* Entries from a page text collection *
= = = =

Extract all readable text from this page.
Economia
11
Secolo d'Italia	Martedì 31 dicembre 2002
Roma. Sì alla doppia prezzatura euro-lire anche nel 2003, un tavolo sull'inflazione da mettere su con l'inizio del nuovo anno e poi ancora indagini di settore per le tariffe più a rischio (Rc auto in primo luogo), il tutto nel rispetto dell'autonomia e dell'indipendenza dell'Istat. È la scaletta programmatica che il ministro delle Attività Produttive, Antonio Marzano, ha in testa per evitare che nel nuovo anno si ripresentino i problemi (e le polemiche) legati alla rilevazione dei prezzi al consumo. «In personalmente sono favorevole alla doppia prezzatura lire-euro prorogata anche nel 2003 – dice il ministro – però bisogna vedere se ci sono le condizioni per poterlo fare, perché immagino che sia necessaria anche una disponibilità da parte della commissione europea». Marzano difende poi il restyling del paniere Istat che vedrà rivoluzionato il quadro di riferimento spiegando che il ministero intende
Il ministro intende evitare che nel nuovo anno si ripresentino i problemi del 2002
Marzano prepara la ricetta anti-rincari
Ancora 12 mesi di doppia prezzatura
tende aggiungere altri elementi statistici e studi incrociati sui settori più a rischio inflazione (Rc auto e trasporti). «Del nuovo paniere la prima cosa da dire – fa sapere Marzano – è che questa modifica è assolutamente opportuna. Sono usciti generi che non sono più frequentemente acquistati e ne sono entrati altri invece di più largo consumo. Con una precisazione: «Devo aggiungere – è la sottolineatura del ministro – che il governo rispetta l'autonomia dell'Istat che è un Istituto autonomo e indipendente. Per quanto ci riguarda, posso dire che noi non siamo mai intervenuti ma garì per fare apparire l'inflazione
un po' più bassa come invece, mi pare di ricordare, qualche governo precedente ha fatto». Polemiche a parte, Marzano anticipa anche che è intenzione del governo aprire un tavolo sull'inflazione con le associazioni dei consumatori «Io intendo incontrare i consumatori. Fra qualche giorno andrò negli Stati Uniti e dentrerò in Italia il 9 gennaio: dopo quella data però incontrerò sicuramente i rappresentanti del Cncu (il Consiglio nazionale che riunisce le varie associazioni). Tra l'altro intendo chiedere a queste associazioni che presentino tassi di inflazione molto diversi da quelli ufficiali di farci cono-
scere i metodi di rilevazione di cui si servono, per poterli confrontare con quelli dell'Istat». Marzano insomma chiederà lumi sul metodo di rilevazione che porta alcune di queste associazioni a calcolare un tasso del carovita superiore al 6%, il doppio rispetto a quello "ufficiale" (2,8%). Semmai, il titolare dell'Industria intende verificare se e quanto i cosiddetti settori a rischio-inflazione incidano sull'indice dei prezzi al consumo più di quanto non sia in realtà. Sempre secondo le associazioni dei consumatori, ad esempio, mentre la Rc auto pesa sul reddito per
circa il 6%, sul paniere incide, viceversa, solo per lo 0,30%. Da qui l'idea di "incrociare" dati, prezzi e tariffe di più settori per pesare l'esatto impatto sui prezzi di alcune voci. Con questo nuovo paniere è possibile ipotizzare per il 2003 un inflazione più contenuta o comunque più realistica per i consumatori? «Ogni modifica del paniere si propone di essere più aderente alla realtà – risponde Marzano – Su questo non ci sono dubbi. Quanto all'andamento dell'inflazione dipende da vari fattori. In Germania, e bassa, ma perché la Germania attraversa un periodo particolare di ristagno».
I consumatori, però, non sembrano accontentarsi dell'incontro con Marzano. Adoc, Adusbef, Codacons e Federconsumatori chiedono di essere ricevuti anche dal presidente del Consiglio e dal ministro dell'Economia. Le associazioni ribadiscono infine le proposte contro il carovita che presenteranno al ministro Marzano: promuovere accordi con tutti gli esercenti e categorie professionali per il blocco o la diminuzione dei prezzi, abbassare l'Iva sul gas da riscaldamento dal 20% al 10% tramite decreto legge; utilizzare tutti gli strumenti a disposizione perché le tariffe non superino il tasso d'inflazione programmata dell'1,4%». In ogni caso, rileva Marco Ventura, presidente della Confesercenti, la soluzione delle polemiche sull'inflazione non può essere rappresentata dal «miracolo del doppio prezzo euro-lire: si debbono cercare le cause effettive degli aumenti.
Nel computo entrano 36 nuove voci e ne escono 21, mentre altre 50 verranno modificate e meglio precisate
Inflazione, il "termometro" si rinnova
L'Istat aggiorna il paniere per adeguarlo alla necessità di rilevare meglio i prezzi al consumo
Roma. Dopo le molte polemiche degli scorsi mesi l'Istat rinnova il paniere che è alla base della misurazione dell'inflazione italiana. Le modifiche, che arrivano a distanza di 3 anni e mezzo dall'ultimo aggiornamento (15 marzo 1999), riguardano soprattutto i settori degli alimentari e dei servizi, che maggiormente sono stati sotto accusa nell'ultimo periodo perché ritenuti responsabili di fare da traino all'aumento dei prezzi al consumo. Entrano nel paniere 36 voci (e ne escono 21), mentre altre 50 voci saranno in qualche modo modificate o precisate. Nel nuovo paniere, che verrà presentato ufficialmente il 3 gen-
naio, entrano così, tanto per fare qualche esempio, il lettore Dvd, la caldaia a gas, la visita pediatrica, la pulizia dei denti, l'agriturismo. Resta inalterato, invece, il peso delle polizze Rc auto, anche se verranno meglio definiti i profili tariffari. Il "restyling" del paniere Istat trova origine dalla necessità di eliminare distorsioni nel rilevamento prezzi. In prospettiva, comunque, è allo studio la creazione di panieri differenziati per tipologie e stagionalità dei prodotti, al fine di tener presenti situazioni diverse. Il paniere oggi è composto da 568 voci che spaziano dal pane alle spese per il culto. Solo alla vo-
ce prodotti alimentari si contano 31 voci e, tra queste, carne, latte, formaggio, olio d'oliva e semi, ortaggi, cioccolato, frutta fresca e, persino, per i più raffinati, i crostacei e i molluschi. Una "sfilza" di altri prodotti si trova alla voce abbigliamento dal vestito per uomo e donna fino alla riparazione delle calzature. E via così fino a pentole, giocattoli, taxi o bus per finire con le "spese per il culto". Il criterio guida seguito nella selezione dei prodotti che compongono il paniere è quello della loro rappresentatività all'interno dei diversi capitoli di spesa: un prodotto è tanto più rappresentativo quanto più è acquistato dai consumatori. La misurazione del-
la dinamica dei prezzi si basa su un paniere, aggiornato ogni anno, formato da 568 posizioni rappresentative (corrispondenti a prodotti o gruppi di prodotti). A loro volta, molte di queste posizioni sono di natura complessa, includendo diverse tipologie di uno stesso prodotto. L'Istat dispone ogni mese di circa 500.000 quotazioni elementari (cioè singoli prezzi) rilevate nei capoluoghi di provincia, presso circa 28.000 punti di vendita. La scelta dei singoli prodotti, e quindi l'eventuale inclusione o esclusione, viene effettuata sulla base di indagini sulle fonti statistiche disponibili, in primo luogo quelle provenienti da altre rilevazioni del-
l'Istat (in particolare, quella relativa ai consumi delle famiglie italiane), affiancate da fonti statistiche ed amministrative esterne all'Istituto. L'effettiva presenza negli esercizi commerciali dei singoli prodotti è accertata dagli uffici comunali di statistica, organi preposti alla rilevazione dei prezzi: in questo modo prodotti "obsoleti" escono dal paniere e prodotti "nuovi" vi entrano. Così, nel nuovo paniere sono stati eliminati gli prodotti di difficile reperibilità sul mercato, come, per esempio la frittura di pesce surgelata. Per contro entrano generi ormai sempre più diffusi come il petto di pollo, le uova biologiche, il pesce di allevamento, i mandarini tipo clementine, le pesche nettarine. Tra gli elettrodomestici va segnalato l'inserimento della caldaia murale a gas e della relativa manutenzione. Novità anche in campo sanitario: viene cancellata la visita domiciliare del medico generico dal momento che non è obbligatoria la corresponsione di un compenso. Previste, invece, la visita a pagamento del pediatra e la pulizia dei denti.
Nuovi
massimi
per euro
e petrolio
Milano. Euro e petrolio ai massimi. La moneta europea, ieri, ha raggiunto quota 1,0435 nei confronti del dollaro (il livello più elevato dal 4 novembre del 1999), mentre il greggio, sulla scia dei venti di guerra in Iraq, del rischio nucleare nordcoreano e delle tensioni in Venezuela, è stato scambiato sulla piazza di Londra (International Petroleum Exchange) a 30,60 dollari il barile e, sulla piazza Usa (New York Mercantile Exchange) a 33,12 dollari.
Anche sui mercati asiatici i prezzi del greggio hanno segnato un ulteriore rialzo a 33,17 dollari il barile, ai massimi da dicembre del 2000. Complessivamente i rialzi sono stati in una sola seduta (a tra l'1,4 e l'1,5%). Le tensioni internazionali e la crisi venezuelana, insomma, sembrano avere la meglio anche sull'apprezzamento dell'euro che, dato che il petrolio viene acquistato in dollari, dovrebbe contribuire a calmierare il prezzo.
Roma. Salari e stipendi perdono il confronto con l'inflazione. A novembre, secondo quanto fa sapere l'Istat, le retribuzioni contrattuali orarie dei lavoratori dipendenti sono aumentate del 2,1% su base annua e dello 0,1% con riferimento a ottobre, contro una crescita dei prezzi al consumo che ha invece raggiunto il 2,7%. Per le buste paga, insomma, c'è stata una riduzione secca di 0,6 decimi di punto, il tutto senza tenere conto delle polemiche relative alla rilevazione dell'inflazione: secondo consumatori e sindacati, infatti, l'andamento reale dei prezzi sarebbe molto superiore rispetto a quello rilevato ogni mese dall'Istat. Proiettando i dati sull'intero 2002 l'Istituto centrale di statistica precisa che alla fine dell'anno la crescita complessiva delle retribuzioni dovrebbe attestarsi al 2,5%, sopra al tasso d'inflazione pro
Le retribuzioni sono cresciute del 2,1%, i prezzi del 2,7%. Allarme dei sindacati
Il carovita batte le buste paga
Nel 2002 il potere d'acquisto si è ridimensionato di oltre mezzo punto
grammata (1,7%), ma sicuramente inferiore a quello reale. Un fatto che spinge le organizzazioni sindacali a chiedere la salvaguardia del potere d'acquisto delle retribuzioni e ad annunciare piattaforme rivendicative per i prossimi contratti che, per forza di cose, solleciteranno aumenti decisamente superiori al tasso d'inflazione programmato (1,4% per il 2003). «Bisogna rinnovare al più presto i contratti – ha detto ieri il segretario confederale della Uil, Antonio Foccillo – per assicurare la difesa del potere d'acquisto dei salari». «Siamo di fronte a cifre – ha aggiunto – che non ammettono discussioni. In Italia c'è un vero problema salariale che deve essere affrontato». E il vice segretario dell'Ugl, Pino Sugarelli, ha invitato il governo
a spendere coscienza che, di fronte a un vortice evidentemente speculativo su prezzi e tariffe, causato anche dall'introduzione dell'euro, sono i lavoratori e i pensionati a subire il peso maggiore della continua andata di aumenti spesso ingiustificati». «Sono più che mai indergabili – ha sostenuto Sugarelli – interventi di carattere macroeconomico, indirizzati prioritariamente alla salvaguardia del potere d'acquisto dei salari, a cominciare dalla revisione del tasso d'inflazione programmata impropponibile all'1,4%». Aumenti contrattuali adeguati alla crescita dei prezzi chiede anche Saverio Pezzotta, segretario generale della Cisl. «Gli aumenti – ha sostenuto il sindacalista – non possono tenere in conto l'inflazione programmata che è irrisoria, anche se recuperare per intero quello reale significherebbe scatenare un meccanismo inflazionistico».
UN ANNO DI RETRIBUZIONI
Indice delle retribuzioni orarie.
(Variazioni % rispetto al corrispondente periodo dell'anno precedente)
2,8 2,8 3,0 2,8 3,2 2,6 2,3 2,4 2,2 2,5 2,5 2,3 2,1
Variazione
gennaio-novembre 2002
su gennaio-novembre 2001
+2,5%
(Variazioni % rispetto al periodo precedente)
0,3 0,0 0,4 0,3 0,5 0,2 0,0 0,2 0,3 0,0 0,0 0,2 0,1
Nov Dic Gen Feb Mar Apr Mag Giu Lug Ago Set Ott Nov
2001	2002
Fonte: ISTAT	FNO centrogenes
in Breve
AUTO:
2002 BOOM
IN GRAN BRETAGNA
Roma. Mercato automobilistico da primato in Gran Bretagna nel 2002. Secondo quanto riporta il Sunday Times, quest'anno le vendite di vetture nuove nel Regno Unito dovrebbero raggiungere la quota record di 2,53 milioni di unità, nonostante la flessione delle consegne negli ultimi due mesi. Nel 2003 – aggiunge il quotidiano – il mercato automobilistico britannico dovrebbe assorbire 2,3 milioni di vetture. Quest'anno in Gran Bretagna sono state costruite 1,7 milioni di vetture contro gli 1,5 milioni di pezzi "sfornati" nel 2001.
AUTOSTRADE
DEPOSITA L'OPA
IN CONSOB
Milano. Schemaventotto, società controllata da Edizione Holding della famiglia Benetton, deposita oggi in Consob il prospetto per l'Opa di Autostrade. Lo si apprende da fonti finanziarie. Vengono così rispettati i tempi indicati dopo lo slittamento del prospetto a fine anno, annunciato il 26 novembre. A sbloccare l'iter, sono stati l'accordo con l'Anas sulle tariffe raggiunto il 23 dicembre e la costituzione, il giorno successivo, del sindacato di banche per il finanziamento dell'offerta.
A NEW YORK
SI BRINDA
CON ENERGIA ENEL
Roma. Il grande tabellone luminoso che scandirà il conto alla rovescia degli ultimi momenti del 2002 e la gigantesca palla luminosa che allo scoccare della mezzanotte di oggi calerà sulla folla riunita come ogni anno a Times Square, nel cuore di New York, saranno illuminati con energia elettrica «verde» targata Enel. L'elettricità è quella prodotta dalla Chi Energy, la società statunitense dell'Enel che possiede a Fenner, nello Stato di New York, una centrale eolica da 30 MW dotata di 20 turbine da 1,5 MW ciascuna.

= = = =

* DESCRIPTION OF THE TASK *
Out of the records, collect only those lines that contain the string "Variazioni".

* WRITTEN ANSWER *
(Variazioni % rispetto al corrispondente periodo dell'anno precedente)
(Variazioni % rispetto al periodo precedente)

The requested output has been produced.